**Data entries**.
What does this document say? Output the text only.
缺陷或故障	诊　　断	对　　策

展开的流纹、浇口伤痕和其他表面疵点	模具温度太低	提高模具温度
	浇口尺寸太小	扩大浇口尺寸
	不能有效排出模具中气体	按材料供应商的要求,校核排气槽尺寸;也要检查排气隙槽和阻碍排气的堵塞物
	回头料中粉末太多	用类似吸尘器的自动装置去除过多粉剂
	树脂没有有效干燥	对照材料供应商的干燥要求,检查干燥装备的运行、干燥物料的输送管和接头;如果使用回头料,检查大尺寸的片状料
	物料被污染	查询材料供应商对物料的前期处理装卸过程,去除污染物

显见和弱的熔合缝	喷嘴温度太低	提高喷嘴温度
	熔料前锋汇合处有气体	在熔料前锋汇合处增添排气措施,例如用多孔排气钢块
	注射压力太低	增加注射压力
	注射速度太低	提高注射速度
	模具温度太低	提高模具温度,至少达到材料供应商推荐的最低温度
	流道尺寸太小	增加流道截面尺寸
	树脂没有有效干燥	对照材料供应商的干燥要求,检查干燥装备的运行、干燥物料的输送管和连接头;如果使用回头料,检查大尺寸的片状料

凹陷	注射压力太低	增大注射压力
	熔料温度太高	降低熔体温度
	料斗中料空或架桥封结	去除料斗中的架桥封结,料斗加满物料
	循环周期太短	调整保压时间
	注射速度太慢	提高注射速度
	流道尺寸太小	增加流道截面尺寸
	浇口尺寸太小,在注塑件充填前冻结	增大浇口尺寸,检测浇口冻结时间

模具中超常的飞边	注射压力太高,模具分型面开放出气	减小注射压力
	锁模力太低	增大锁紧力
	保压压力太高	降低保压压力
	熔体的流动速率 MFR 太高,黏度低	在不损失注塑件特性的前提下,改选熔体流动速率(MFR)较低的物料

**What is asked**.
Go through the listing above and restate it word for word.

**Solution for this task**.
What does this document say? Output the text only.
缺陷或故障	诊　　断	对　　策

展开的流纹、浇口伤痕和其他表面疵点	模具温度太低	提高模具温度
	浇口尺寸太小	扩大浇口尺寸
	不能有效排出模具中气体	按材料供应商的要求,校核排气槽尺寸;也要检查排气隙槽和阻碍排气的堵塞物
	回头料中粉末太多	用类似吸尘器的自动装置去除过多粉剂
	树脂没有有效干燥	对照材料供应商的干燥要求,检查干燥装备的运行、干燥物料的输送管和接头;如果使用回头料,检查大尺寸的片状料
	物料被污染	查询材料供应商对物料的前期处理装卸过程,去除污染物

显见和弱的熔合缝	喷嘴温度太低	提高喷嘴温度
	熔料前锋汇合处有气体	在熔料前锋汇合处增添排气措施,例如用多孔排气钢块
	注射压力太低	增加注射压力
	注射速度太低	提高注射速度
	模具温度太低	提高模具温度,至少达到材料供应商推荐的最低温度
	流道尺寸太小	增加流道截面尺寸
	树脂没有有效干燥	对照材料供应商的干燥要求,检查干燥装备的运行、干燥物料的输送管和连接头;如果使用回头料,检查大尺寸的片状料

凹陷	注射压力太低	增大注射压力
	熔料温度太高	降低熔体温度
	料斗中料空或架桥封结	去除料斗中的架桥封结,料斗加满物料
	循环周期太短	调整保压时间
	注射速度太慢	提高注射速度
	流道尺寸太小	增加流道截面尺寸
	浇口尺寸太小,在注塑件充填前冻结	增大浇口尺寸,检测浇口冻结时间

模具中超常的飞边	注射压力太高,模具分型面开放出气	减小注射压力
	锁模力太低	增大锁紧力
	保压压力太高	降低保压压力
	熔体的流动速率 MFR 太高,黏度低	在不损失注塑件特性的前提下,改选熔体流动速率(MFR)较低的物料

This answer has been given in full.